▶ _Job_: Repeat the full listing, word for word.

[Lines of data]
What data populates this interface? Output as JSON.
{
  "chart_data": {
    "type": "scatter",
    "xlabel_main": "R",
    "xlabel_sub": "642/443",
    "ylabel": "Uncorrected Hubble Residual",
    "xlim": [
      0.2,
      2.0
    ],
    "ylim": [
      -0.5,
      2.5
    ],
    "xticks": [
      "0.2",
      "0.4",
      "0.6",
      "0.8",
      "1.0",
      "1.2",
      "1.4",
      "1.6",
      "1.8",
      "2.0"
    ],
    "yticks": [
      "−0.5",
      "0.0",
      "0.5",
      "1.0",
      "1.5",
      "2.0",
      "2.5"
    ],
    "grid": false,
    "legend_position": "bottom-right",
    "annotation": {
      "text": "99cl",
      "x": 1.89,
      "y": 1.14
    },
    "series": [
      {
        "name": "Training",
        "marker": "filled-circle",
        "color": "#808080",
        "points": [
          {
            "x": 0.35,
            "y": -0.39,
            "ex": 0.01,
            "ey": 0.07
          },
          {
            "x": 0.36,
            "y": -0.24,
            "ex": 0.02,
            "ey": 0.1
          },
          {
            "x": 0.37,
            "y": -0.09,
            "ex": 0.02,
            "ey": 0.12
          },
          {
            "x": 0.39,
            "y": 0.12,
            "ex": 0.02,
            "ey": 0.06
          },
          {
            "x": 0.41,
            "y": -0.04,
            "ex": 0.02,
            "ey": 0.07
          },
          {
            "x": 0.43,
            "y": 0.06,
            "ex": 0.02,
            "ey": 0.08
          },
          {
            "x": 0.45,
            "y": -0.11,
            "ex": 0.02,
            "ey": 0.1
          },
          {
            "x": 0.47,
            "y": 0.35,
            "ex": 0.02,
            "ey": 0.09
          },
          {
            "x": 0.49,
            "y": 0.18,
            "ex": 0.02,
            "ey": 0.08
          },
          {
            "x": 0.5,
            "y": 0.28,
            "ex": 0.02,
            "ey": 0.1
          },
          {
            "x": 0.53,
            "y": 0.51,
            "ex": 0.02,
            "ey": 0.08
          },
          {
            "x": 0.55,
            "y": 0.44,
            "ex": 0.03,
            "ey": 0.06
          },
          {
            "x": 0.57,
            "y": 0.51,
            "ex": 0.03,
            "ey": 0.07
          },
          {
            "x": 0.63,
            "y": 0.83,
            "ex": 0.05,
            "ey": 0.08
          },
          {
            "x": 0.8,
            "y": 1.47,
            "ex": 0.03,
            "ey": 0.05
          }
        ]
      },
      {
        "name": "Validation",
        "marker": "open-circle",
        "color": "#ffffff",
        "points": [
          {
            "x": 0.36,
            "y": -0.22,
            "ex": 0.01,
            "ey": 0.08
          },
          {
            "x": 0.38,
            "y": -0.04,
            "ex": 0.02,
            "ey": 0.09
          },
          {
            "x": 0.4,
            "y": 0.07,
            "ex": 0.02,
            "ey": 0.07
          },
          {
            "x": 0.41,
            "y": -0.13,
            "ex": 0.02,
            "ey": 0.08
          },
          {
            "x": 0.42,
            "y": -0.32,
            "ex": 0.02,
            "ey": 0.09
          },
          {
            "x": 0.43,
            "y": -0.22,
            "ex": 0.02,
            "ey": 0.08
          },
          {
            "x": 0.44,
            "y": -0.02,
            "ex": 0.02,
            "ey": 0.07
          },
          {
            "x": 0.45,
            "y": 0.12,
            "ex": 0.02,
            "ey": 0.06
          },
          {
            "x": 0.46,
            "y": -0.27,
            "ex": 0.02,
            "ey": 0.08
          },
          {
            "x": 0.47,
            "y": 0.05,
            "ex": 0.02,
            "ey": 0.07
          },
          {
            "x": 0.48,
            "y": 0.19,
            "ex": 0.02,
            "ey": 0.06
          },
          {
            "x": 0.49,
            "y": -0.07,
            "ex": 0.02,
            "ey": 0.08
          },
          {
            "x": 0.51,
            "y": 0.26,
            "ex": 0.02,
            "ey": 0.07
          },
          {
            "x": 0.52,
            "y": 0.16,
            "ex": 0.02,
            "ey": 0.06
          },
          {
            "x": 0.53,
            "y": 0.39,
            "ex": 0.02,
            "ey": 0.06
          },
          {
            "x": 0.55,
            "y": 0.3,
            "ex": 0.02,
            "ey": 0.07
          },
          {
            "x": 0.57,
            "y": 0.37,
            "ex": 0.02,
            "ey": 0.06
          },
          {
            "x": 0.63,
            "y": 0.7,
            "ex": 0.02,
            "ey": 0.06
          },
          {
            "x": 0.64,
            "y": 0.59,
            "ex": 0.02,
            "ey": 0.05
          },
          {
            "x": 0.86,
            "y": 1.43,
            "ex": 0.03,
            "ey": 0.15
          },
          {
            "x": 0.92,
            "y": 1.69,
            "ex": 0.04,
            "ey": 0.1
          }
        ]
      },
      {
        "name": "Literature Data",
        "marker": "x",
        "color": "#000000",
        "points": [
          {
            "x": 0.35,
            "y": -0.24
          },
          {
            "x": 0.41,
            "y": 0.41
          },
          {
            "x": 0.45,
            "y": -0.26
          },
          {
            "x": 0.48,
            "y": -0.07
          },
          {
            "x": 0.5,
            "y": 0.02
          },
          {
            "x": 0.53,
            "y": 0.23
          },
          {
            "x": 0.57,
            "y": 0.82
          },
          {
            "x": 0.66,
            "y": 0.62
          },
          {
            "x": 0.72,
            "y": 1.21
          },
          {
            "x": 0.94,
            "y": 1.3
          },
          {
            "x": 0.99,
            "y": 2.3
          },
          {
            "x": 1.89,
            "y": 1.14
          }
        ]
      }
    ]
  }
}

▶ _Task answer_:
What data populates this interface? Output as JSON.
{
  "chart_data": {
    "type": "scatter",
    "xlabel_main": "R",
    "xlabel_sub": "642/443",
    "ylabel": "Uncorrected Hubble Residual",
    "xlim": [
      0.2,
      2.0
    ],
    "ylim": [
      -0.5,
      2.5
    ],
    "xticks": [
      "0.2",
      "0.4",
      "0.6",
      "0.8",
      "1.0",
      "1.2",
      "1.4",
      "1.6",
      "1.8",
      "2.0"
    ],
    "yticks": [
      "−0.5",
      "0.0",
      "0.5",
      "1.0",
      "1.5",
      "2.0",
      "2.5"
    ],
    "grid": false,
    "legend_position": "bottom-right",
    "annotation": {
      "text": "99cl",
      "x": 1.89,
      "y": 1.14
    },
    "series": [
      {
        "name": "Training",
        "marker": "filled-circle",
        "color": "#808080",
        "points": [
          {
            "x": 0.35,
            "y": -0.39,
            "ex": 0.01,
            "ey": 0.07
          },
          {
            "x": 0.36,
            "y": -0.24,
            "ex": 0.02,
            "ey": 0.1
          },
          {
            "x": 0.37,
            "y": -0.09,
            "ex": 0.02,
            "ey": 0.12
          },
          {
            "x": 0.39,
            "y": 0.12,
            "ex": 0.02,
            "ey": 0.06
          },
          {
            "x": 0.41,
            "y": -0.04,
            "ex": 0.02,
            "ey": 0.07
          },
          {
            "x": 0.43,
            "y": 0.06,
            "ex": 0.02,
            "ey": 0.08
          },
          {
            "x": 0.45,
            "y": -0.11,
            "ex": 0.02,
            "ey": 0.1
          },
          {
            "x": 0.47,
            "y": 0.35,
            "ex": 0.02,
            "ey": 0.09
          },
          {
            "x": 0.49,
            "y": 0.18,
            "ex": 0.02,
            "ey": 0.08
          },
          {
            "x": 0.5,
            "y": 0.28,
            "ex": 0.02,
            "ey": 0.1
          },
          {
            "x": 0.53,
            "y": 0.51,
            "ex": 0.02,
            "ey": 0.08
          },
          {
            "x": 0.55,
            "y": 0.44,
            "ex": 0.03,
            "ey": 0.06
          },
          {
            "x": 0.57,
            "y": 0.51,
            "ex": 0.03,
            "ey": 0.07
          },
          {
            "x": 0.63,
            "y": 0.83,
            "ex": 0.05,
            "ey": 0.08
          },
          {
            "x": 0.8,
            "y": 1.47,
            "ex": 0.03,
            "ey": 0.05
          }
        ]
      },
      {
        "name": "Validation",
        "marker": "open-circle",
        "color": "#ffffff",
        "points": [
          {
            "x": 0.36,
            "y": -0.22,
            "ex": 0.01,
            "ey": 0.08
          },
          {
            "x": 0.38,
            "y": -0.04,
            "ex": 0.02,
            "ey": 0.09
          },
          {
            "x": 0.4,
            "y": 0.07,
            "ex": 0.02,
            "ey": 0.07
          },
          {
            "x": 0.41,
            "y": -0.13,
            "ex": 0.02,
            "ey": 0.08
          },
          {
            "x": 0.42,
            "y": -0.32,
            "ex": 0.02,
            "ey": 0.09
          },
          {
            "x": 0.43,
            "y": -0.22,
            "ex": 0.02,
            "ey": 0.08
          },
          {
            "x": 0.44,
            "y": -0.02,
            "ex": 0.02,
            "ey": 0.07
          },
          {
            "x": 0.45,
            "y": 0.12,
            "ex": 0.02,
            "ey": 0.06
          },
          {
            "x": 0.46,
            "y": -0.27,
            "ex": 0.02,
            "ey": 0.08
          },
          {
            "x": 0.47,
            "y": 0.05,
            "ex": 0.02,
            "ey": 0.07
          },
          {
            "x": 0.48,
            "y": 0.19,
            "ex": 0.02,
            "ey": 0.06
          },
          {
            "x": 0.49,
            "y": -0.07,
            "ex": 0.02,
            "ey": 0.08
          },
          {
            "x": 0.51,
            "y": 0.26,
            "ex": 0.02,
            "ey": 0.07
          },
          {
            "x": 0.52,
            "y": 0.16,
            "ex": 0.02,
            "ey": 0.06
          },
          {
            "x": 0.53,
            "y": 0.39,
            "ex": 0.02,
            "ey": 0.06
          },
          {
            "x": 0.55,
            "y": 0.3,
            "ex": 0.02,
            "ey": 0.07
          },
          {
            "x": 0.57,
            "y": 0.37,
            "ex": 0.02,
            "ey": 0.06
          },
          {
            "x": 0.63,
            "y": 0.7,
            "ex": 0.02,
            "ey": 0.06
          },
          {
            "x": 0.64,
            "y": 0.59,
            "ex": 0.02,
            "ey": 0.05
          },
          {
            "x": 0.86,
            "y": 1.43,
            "ex": 0.03,
            "ey": 0.15
          },
          {
            "x": 0.92,
            "y": 1.69,
            "ex": 0.04,
            "ey": 0.1
          }
        ]
      },
      {
        "name": "Literature Data",
        "marker": "x",
        "color": "#000000",
        "points": [
          {
            "x": 0.35,
            "y": -0.24
          },
          {
            "x": 0.41,
            "y": 0.41
          },
          {
            "x": 0.45,
            "y": -0.26
          },
          {
            "x": 0.48,
            "y": -0.07
          },
          {
            "x": 0.5,
            "y": 0.02
          },
          {
            "x": 0.53,
            "y": 0.23
          },
          {
            "x": 0.57,
            "y": 0.82
          },
          {
            "x": 0.66,
            "y": 0.62
          },
          {
            "x": 0.72,
            "y": 1.21
          },
          {
            "x": 0.94,
            "y": 1.3
          },
          {
            "x": 0.99,
            "y": 2.3
          },
          {
            "x": 1.89,
            "y": 1.14
          }
        ]
      }
    ]
  }
}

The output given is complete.